- **GIVEN EXERCISE**
Seek out every line containing the word "name", and copy each.

- **DATASET RECORDS**
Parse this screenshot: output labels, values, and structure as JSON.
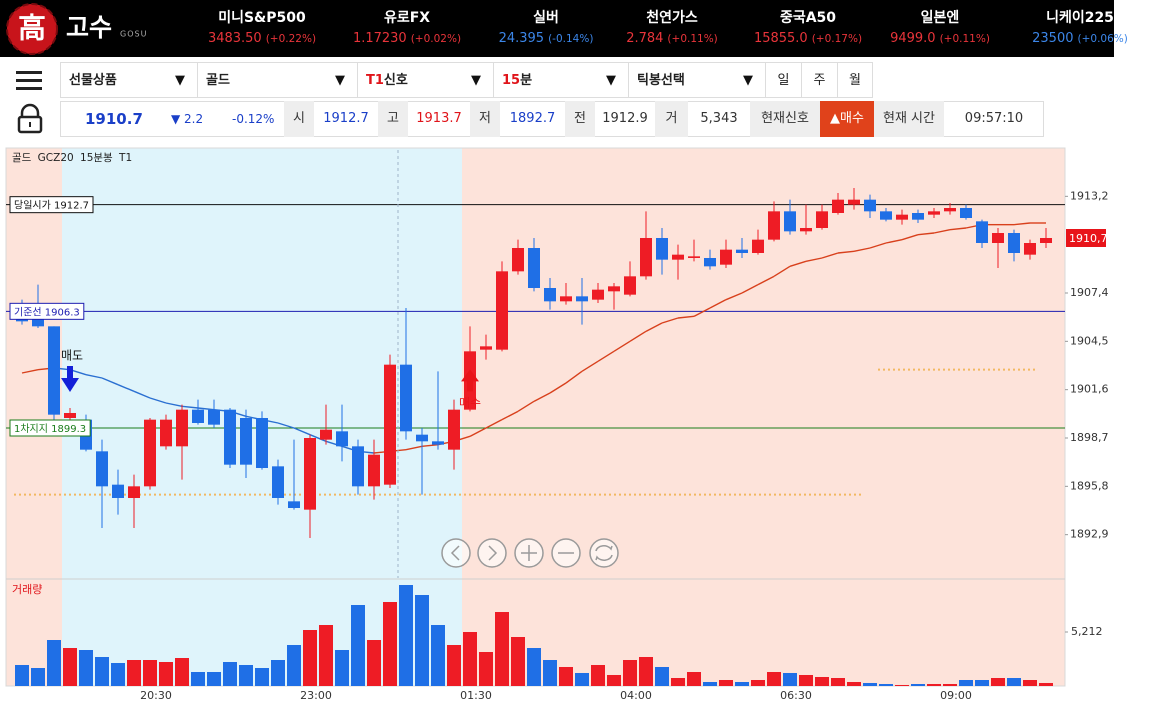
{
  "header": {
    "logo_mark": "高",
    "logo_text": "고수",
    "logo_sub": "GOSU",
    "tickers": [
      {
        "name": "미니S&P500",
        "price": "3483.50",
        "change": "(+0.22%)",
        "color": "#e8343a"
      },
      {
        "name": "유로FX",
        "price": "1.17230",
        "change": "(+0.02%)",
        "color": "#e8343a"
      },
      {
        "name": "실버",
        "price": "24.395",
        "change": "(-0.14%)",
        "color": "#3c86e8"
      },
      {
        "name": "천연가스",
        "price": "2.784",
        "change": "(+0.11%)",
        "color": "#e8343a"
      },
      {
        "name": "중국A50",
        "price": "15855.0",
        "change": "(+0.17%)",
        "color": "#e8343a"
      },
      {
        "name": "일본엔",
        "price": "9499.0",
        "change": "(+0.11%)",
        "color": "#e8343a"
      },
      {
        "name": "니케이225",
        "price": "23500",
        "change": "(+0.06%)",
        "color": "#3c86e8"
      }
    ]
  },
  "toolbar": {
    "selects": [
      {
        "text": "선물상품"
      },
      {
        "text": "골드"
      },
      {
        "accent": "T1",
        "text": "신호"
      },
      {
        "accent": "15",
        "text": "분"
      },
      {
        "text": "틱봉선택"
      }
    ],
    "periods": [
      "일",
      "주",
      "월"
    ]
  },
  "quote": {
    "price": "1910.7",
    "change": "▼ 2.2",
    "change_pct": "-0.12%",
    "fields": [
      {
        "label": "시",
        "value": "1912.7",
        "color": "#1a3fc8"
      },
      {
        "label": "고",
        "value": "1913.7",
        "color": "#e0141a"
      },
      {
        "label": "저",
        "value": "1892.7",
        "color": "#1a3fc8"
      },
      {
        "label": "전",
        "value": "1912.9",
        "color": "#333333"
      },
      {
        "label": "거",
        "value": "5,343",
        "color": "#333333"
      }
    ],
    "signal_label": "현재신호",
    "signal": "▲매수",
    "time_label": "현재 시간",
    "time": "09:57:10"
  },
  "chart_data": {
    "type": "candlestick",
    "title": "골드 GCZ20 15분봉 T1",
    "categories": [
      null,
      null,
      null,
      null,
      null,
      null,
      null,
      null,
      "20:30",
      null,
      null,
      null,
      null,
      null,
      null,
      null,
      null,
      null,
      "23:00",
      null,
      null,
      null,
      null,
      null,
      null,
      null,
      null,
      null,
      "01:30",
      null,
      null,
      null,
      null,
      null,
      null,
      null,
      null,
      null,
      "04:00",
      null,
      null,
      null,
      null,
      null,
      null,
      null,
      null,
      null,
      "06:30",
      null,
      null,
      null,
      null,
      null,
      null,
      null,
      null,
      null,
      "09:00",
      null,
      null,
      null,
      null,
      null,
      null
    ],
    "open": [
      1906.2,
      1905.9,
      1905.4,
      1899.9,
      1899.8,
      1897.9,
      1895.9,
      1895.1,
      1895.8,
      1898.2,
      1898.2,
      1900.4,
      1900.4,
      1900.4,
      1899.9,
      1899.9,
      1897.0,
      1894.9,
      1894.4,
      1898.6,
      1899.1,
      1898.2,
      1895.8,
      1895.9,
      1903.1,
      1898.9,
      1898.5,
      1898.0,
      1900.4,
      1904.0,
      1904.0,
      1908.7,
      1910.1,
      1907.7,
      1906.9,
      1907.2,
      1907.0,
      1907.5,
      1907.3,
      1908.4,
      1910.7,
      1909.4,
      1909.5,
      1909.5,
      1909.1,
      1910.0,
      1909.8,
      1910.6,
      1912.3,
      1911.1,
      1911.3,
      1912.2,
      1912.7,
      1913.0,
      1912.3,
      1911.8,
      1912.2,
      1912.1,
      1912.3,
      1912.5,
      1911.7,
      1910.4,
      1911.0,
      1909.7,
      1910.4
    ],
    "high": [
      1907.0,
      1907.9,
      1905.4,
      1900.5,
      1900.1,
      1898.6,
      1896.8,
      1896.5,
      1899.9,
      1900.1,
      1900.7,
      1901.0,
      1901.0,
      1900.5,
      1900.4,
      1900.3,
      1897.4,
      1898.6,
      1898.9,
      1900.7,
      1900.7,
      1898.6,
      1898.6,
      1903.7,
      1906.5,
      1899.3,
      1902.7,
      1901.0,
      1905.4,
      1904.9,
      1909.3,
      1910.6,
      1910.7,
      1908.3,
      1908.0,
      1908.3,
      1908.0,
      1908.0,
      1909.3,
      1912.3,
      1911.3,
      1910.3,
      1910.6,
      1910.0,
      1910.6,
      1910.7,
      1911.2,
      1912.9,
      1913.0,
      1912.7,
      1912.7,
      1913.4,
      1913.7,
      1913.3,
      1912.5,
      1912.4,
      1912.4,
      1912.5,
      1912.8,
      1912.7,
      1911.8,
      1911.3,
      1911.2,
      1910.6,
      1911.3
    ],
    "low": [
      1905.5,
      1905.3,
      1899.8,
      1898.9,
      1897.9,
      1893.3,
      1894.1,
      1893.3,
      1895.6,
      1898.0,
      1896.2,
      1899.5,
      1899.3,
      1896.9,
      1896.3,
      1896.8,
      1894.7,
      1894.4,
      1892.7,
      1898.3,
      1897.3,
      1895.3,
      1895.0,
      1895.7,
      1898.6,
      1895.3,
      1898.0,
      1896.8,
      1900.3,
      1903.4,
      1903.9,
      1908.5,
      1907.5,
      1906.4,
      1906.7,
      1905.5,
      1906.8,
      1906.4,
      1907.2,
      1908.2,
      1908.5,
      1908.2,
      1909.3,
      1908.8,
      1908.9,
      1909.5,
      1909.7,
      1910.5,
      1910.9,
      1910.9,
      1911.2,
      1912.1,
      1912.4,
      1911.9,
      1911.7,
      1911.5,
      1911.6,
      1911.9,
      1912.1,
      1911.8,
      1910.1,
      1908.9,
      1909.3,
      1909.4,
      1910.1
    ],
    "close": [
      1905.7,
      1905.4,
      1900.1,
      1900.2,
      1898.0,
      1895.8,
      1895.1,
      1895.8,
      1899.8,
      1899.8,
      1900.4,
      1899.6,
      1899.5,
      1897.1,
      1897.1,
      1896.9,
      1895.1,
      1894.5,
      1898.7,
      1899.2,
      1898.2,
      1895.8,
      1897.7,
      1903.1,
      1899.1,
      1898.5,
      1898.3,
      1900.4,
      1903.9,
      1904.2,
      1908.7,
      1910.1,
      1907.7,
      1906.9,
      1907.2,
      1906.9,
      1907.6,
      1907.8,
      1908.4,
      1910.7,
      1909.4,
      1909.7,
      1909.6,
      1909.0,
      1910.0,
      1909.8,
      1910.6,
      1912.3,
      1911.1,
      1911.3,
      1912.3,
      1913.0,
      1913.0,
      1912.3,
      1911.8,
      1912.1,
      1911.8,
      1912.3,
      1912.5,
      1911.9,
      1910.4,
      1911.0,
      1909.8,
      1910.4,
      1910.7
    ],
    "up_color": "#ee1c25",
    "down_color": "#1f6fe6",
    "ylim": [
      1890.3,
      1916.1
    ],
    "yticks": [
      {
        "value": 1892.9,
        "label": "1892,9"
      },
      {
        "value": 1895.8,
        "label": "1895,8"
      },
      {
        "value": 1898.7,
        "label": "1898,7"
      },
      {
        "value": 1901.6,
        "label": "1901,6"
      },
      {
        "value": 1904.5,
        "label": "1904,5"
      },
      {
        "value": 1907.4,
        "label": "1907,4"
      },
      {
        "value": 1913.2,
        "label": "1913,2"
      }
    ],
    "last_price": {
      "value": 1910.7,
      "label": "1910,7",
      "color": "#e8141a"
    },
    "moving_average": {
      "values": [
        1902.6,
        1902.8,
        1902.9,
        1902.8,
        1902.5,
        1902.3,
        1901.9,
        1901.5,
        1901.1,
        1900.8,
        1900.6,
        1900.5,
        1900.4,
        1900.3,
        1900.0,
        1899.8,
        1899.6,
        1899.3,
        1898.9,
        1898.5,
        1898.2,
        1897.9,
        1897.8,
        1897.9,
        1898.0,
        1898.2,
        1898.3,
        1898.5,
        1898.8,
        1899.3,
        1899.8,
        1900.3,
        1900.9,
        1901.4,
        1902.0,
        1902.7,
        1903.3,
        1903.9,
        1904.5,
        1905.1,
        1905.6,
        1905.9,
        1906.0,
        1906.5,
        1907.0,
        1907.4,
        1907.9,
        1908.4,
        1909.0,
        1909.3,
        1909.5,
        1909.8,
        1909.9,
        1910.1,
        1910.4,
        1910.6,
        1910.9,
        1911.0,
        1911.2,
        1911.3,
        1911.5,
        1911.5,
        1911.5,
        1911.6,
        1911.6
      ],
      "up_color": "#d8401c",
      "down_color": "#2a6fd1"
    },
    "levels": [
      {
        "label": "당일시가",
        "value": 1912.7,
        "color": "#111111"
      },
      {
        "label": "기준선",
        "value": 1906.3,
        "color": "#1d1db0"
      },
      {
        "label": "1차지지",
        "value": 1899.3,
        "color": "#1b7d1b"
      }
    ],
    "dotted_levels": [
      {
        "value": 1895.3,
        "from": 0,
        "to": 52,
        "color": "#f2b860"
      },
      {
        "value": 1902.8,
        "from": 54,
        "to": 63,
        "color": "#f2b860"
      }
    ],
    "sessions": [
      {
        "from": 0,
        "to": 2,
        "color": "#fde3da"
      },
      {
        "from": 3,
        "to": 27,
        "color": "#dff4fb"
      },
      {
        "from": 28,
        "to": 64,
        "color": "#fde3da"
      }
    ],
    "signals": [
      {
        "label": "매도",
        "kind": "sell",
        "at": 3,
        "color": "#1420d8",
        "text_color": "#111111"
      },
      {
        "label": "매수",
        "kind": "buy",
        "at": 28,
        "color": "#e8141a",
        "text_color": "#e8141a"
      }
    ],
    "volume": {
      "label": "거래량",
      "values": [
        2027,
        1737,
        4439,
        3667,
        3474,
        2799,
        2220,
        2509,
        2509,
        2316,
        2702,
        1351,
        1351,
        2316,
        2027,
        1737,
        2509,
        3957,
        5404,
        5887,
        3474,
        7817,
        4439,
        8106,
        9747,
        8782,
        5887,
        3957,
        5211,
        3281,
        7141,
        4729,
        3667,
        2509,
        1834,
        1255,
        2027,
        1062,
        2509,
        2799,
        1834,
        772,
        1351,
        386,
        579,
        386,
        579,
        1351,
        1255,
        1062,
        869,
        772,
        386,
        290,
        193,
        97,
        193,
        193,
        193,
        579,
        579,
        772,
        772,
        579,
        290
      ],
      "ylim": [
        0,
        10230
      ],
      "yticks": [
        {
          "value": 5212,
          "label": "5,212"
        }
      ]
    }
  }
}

- **REPLY**
        "name": "미니S&P500",
        "name": "유로FX",
        "name": "실버",
        "name": "천연가스",
        "name": "중국A50",
        "name": "일본엔",
        "name": "니케이225",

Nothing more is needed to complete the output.